** Begin RECORDS FOR THIS TASK **
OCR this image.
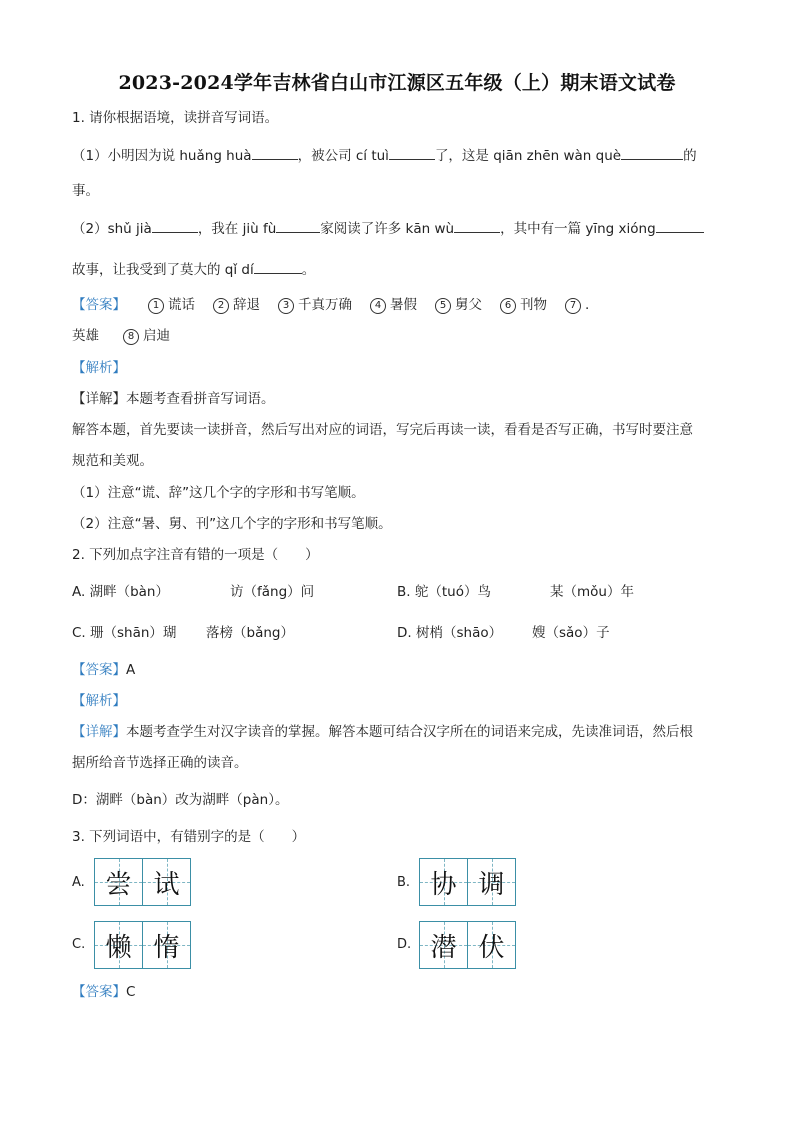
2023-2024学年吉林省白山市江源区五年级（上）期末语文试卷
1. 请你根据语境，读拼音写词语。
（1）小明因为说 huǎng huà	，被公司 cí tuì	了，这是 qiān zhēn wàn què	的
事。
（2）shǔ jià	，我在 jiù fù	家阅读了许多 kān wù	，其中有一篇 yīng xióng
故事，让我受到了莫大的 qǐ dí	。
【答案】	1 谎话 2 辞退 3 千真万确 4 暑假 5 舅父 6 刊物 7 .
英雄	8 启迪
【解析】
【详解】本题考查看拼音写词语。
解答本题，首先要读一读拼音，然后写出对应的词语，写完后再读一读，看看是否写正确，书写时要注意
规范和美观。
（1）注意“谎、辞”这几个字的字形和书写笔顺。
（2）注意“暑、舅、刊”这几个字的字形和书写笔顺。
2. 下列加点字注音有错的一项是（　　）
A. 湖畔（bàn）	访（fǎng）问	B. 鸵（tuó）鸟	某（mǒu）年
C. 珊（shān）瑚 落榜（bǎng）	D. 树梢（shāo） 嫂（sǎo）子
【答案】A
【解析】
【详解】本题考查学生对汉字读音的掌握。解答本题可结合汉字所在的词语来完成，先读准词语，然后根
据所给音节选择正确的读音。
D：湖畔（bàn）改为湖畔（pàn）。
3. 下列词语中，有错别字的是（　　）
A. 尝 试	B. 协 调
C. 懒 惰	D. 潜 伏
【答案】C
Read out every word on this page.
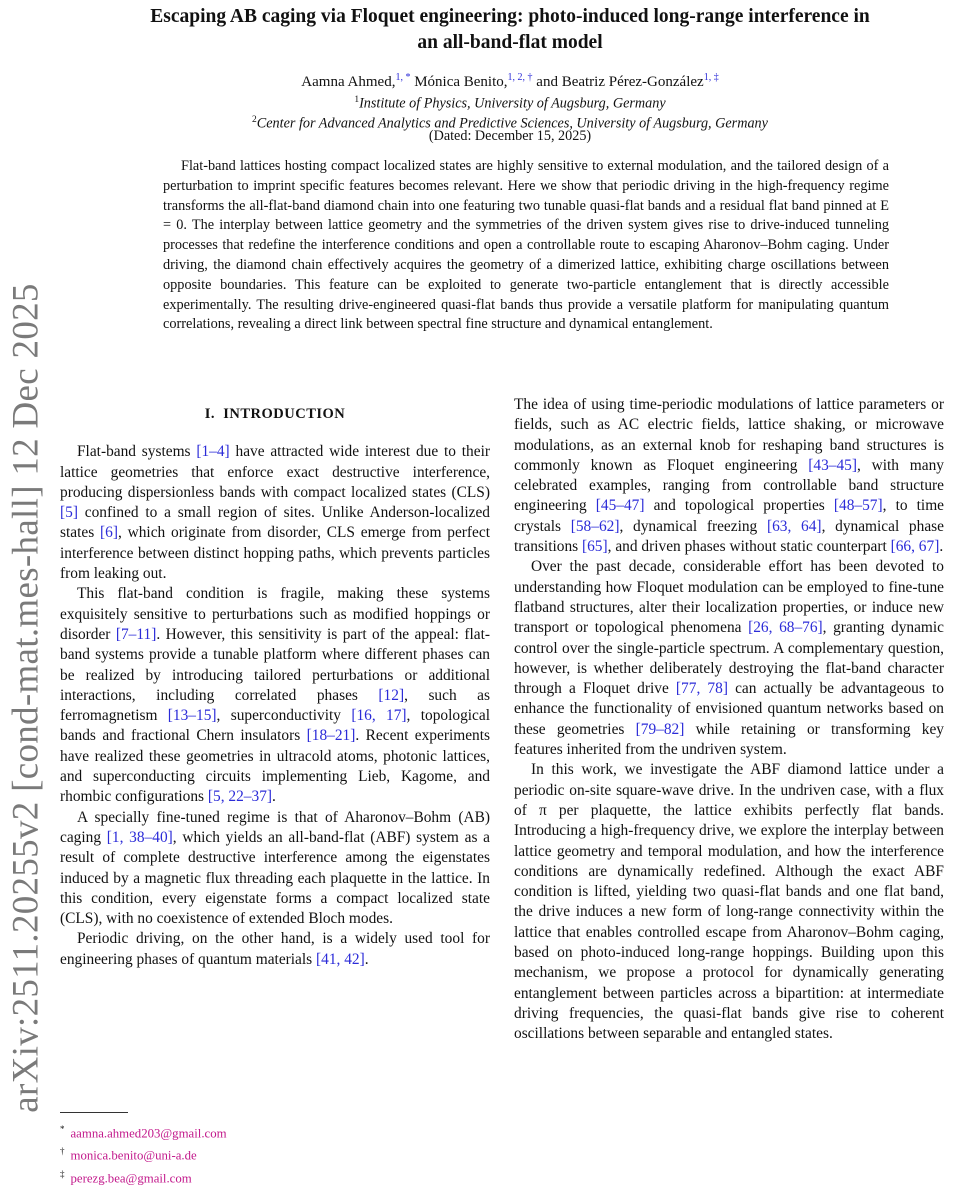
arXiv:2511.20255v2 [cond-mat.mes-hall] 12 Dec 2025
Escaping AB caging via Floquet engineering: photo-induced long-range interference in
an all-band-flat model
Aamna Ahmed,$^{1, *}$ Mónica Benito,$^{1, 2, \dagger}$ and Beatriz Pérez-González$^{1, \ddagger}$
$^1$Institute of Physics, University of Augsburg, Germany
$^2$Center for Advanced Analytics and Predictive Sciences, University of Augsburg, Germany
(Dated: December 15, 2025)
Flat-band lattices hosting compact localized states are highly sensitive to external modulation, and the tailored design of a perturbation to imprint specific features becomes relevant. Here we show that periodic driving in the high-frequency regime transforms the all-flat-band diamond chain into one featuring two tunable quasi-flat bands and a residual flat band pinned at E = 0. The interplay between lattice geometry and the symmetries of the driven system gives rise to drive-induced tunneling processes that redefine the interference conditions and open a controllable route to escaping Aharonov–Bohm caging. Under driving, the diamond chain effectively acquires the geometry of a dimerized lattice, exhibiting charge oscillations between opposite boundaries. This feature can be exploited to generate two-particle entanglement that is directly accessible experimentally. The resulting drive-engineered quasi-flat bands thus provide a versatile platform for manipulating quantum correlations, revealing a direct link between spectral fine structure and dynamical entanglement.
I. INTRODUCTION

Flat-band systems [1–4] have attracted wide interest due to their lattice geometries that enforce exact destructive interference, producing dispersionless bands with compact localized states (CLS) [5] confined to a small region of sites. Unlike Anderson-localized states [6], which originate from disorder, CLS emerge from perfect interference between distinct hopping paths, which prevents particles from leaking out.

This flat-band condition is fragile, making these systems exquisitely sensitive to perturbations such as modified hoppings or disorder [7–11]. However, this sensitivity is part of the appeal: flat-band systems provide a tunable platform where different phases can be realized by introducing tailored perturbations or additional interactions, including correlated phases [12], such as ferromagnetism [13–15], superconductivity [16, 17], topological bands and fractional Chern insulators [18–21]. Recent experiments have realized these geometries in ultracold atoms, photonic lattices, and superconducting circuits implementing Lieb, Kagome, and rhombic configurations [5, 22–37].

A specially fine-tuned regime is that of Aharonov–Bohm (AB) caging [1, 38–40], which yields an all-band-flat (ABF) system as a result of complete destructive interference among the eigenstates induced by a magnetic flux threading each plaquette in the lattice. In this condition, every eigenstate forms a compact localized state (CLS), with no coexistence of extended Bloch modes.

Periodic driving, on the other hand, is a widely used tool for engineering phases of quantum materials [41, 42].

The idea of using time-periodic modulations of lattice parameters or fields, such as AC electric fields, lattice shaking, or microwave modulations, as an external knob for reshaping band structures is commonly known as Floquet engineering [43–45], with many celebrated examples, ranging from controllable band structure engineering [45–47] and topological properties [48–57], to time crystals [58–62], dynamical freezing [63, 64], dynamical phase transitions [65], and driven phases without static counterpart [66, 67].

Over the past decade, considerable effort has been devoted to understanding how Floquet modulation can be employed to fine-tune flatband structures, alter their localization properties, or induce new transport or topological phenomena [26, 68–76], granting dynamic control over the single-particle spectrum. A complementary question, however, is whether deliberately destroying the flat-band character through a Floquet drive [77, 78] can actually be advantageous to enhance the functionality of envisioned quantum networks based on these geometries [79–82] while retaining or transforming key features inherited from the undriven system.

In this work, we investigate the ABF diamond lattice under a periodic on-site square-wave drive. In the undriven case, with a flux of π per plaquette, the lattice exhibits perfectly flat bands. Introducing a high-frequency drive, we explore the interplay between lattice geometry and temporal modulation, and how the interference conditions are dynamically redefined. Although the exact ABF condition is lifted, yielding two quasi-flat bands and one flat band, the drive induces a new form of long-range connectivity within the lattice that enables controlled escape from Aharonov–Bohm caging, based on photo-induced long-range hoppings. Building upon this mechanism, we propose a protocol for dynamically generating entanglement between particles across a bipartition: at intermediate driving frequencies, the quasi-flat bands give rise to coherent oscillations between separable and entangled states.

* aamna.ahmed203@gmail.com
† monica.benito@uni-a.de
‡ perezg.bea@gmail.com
** End RECORDS FOR THIS TASK **
■ WRITTEN REQUEST: Exclude the images, then output the data above word for word.

■ TASK OUTPUT:
OCR this image.
2023-2024学年吉林省白山市江源区五年级（上）期末语文试卷
1. 请你根据语境，读拼音写词语。
（1）小明因为说 huǎng huà	，被公司 cí tuì	了，这是 qiān zhēn wàn què	的
事。
（2）shǔ jià	，我在 jiù fù	家阅读了许多 kān wù	，其中有一篇 yīng xióng
故事，让我受到了莫大的 qǐ dí	。
【答案】	1 谎话 2 辞退 3 千真万确 4 暑假 5 舅父 6 刊物 7 .
英雄	8 启迪
【解析】
【详解】本题考查看拼音写词语。
解答本题，首先要读一读拼音，然后写出对应的词语，写完后再读一读，看看是否写正确，书写时要注意
规范和美观。
（1）注意“谎、辞”这几个字的字形和书写笔顺。
（2）注意“暑、舅、刊”这几个字的字形和书写笔顺。
2. 下列加点字注音有错的一项是（　　）
A. 湖畔（bàn）	访（fǎng）问	B. 鸵（tuó）鸟	某（mǒu）年
C. 珊（shān）瑚 落榜（bǎng）	D. 树梢（shāo） 嫂（sǎo）子
【答案】A
【解析】
【详解】本题考查学生对汉字读音的掌握。解答本题可结合汉字所在的词语来完成，先读准词语，然后根
据所给音节选择正确的读音。
D：湖畔（bàn）改为湖畔（pàn）。
3. 下列词语中，有错别字的是（　　）
A. 尝 试	B. 协 调
C. 懒 惰	D. 潜 伏
【答案】C
Read out every word on this page.
arXiv:2511.20255v2 [cond-mat.mes-hall] 12 Dec 2025
Escaping AB caging via Floquet engineering: photo-induced long-range interference in
an all-band-flat model
Aamna Ahmed,$^{1, *}$ Mónica Benito,$^{1, 2, \dagger}$ and Beatriz Pérez-González$^{1, \ddagger}$
$^1$Institute of Physics, University of Augsburg, Germany
$^2$Center for Advanced Analytics and Predictive Sciences, University of Augsburg, Germany
(Dated: December 15, 2025)
Flat-band lattices hosting compact localized states are highly sensitive to external modulation, and the tailored design of a perturbation to imprint specific features becomes relevant. Here we show that periodic driving in the high-frequency regime transforms the all-flat-band diamond chain into one featuring two tunable quasi-flat bands and a residual flat band pinned at E = 0. The interplay between lattice geometry and the symmetries of the driven system gives rise to drive-induced tunneling processes that redefine the interference conditions and open a controllable route to escaping Aharonov–Bohm caging. Under driving, the diamond chain effectively acquires the geometry of a dimerized lattice, exhibiting charge oscillations between opposite boundaries. This feature can be exploited to generate two-particle entanglement that is directly accessible experimentally. The resulting drive-engineered quasi-flat bands thus provide a versatile platform for manipulating quantum correlations, revealing a direct link between spectral fine structure and dynamical entanglement.
I. INTRODUCTION

Flat-band systems [1–4] have attracted wide interest due to their lattice geometries that enforce exact destructive interference, producing dispersionless bands with compact localized states (CLS) [5] confined to a small region of sites. Unlike Anderson-localized states [6], which originate from disorder, CLS emerge from perfect interference between distinct hopping paths, which prevents particles from leaking out.

This flat-band condition is fragile, making these systems exquisitely sensitive to perturbations such as modified hoppings or disorder [7–11]. However, this sensitivity is part of the appeal: flat-band systems provide a tunable platform where different phases can be realized by introducing tailored perturbations or additional interactions, including correlated phases [12], such as ferromagnetism [13–15], superconductivity [16, 17], topological bands and fractional Chern insulators [18–21]. Recent experiments have realized these geometries in ultracold atoms, photonic lattices, and superconducting circuits implementing Lieb, Kagome, and rhombic configurations [5, 22–37].

A specially fine-tuned regime is that of Aharonov–Bohm (AB) caging [1, 38–40], which yields an all-band-flat (ABF) system as a result of complete destructive interference among the eigenstates induced by a magnetic flux threading each plaquette in the lattice. In this condition, every eigenstate forms a compact localized state (CLS), with no coexistence of extended Bloch modes.

Periodic driving, on the other hand, is a widely used tool for engineering phases of quantum materials [41, 42].

The idea of using time-periodic modulations of lattice parameters or fields, such as AC electric fields, lattice shaking, or microwave modulations, as an external knob for reshaping band structures is commonly known as Floquet engineering [43–45], with many celebrated examples, ranging from controllable band structure engineering [45–47] and topological properties [48–57], to time crystals [58–62], dynamical freezing [63, 64], dynamical phase transitions [65], and driven phases without static counterpart [66, 67].

Over the past decade, considerable effort has been devoted to understanding how Floquet modulation can be employed to fine-tune flatband structures, alter their localization properties, or induce new transport or topological phenomena [26, 68–76], granting dynamic control over the single-particle spectrum. A complementary question, however, is whether deliberately destroying the flat-band character through a Floquet drive [77, 78] can actually be advantageous to enhance the functionality of envisioned quantum networks based on these geometries [79–82] while retaining or transforming key features inherited from the undriven system.

In this work, we investigate the ABF diamond lattice under a periodic on-site square-wave drive. In the undriven case, with a flux of π per plaquette, the lattice exhibits perfectly flat bands. Introducing a high-frequency drive, we explore the interplay between lattice geometry and temporal modulation, and how the interference conditions are dynamically redefined. Although the exact ABF condition is lifted, yielding two quasi-flat bands and one flat band, the drive induces a new form of long-range connectivity within the lattice that enables controlled escape from Aharonov–Bohm caging, based on photo-induced long-range hoppings. Building upon this mechanism, we propose a protocol for dynamically generating entanglement between particles across a bipartition: at intermediate driving frequencies, the quasi-flat bands give rise to coherent oscillations between separable and entangled states.

* aamna.ahmed203@gmail.com
† monica.benito@uni-a.de
‡ perezg.bea@gmail.com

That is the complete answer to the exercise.